▶ _Directions for this task_
Give a verbatim quotation of every record.

▶ _Provided records_
++++

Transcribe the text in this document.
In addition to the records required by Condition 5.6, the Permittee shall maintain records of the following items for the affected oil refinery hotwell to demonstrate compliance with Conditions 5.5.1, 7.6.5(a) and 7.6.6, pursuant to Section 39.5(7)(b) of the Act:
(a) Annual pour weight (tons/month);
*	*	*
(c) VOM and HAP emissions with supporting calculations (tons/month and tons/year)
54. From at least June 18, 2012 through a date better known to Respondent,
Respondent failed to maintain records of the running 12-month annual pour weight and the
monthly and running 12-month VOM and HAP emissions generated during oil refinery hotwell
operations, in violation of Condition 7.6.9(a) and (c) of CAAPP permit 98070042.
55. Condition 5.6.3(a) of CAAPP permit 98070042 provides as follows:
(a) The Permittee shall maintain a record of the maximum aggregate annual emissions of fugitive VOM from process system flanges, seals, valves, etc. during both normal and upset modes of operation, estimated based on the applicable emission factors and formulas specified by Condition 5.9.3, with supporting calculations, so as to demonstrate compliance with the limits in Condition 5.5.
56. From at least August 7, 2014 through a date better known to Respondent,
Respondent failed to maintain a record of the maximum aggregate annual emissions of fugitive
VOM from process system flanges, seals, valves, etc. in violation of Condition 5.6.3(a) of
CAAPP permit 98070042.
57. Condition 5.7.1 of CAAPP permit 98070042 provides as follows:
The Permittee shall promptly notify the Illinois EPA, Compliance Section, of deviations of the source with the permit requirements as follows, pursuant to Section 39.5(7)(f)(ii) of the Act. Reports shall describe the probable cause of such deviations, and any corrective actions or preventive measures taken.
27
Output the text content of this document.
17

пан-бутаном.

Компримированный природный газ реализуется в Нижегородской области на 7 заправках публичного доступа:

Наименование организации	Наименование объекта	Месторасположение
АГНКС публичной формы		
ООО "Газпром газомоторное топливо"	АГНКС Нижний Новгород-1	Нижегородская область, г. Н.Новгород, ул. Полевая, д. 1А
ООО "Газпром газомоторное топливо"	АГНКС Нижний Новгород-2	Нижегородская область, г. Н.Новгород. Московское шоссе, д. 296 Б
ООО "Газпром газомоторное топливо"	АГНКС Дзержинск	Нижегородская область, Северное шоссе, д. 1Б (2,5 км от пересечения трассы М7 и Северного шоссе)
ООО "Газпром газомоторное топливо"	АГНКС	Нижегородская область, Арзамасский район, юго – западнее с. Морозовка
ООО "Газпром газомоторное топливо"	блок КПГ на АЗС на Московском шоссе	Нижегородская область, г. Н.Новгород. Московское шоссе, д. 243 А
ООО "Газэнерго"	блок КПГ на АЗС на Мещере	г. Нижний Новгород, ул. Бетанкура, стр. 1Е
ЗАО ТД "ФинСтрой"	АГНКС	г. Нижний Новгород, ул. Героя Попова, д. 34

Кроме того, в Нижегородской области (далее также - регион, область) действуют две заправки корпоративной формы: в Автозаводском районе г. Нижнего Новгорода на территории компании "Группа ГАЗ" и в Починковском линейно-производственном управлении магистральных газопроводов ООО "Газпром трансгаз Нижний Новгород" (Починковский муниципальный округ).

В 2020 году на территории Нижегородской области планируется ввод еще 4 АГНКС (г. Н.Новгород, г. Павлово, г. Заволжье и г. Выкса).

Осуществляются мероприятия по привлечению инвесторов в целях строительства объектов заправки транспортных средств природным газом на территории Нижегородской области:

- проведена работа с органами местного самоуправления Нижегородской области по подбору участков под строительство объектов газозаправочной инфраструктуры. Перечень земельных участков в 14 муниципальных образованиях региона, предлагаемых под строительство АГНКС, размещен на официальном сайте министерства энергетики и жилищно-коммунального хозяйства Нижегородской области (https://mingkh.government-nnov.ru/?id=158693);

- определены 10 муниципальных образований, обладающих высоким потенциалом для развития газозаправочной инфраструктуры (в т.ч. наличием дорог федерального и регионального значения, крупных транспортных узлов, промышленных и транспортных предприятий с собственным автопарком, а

++++

▶ _Written solution_
Transcribe the text in this document.
In addition to the records required by Condition 5.6, the Permittee shall maintain records of the following items for the affected oil refinery hotwell to demonstrate compliance with Conditions 5.5.1, 7.6.5(a) and 7.6.6, pursuant to Section 39.5(7)(b) of the Act:
(a) Annual pour weight (tons/month);
*	*	*
(c) VOM and HAP emissions with supporting calculations (tons/month and tons/year)
54. From at least June 18, 2012 through a date better known to Respondent,
Respondent failed to maintain records of the running 12-month annual pour weight and the
monthly and running 12-month VOM and HAP emissions generated during oil refinery hotwell
operations, in violation of Condition 7.6.9(a) and (c) of CAAPP permit 98070042.
55. Condition 5.6.3(a) of CAAPP permit 98070042 provides as follows:
(a) The Permittee shall maintain a record of the maximum aggregate annual emissions of fugitive VOM from process system flanges, seals, valves, etc. during both normal and upset modes of operation, estimated based on the applicable emission factors and formulas specified by Condition 5.9.3, with supporting calculations, so as to demonstrate compliance with the limits in Condition 5.5.
56. From at least August 7, 2014 through a date better known to Respondent,
Respondent failed to maintain a record of the maximum aggregate annual emissions of fugitive
VOM from process system flanges, seals, valves, etc. in violation of Condition 5.6.3(a) of
CAAPP permit 98070042.
57. Condition 5.7.1 of CAAPP permit 98070042 provides as follows:
The Permittee shall promptly notify the Illinois EPA, Compliance Section, of deviations of the source with the permit requirements as follows, pursuant to Section 39.5(7)(f)(ii) of the Act. Reports shall describe the probable cause of such deviations, and any corrective actions or preventive measures taken.
27
Output the text content of this document.
17

пан-бутаном.

Компримированный природный газ реализуется в Нижегородской области на 7 заправках публичного доступа:

Наименование организации	Наименование объекта	Месторасположение
АГНКС публичной формы		
ООО "Газпром газомоторное топливо"	АГНКС Нижний Новгород-1	Нижегородская область, г. Н.Новгород, ул. Полевая, д. 1А
ООО "Газпром газомоторное топливо"	АГНКС Нижний Новгород-2	Нижегородская область, г. Н.Новгород. Московское шоссе, д. 296 Б
ООО "Газпром газомоторное топливо"	АГНКС Дзержинск	Нижегородская область, Северное шоссе, д. 1Б (2,5 км от пересечения трассы М7 и Северного шоссе)
ООО "Газпром газомоторное топливо"	АГНКС	Нижегородская область, Арзамасский район, юго – западнее с. Морозовка
ООО "Газпром газомоторное топливо"	блок КПГ на АЗС на Московском шоссе	Нижегородская область, г. Н.Новгород. Московское шоссе, д. 243 А
ООО "Газэнерго"	блок КПГ на АЗС на Мещере	г. Нижний Новгород, ул. Бетанкура, стр. 1Е
ЗАО ТД "ФинСтрой"	АГНКС	г. Нижний Новгород, ул. Героя Попова, д. 34

Кроме того, в Нижегородской области (далее также - регион, область) действуют две заправки корпоративной формы: в Автозаводском районе г. Нижнего Новгорода на территории компании "Группа ГАЗ" и в Починковском линейно-производственном управлении магистральных газопроводов ООО "Газпром трансгаз Нижний Новгород" (Починковский муниципальный округ).

В 2020 году на территории Нижегородской области планируется ввод еще 4 АГНКС (г. Н.Новгород, г. Павлово, г. Заволжье и г. Выкса).

Осуществляются мероприятия по привлечению инвесторов в целях строительства объектов заправки транспортных средств природным газом на территории Нижегородской области:

- проведена работа с органами местного самоуправления Нижегородской области по подбору участков под строительство объектов газозаправочной инфраструктуры. Перечень земельных участков в 14 муниципальных образованиях региона, предлагаемых под строительство АГНКС, размещен на официальном сайте министерства энергетики и жилищно-коммунального хозяйства Нижегородской области (https://mingkh.government-nnov.ru/?id=158693);

- определены 10 муниципальных образований, обладающих высоким потенциалом для развития газозаправочной инфраструктуры (в т.ч. наличием дорог федерального и регионального значения, крупных транспортных узлов, промышленных и транспортных предприятий с собственным автопарком, а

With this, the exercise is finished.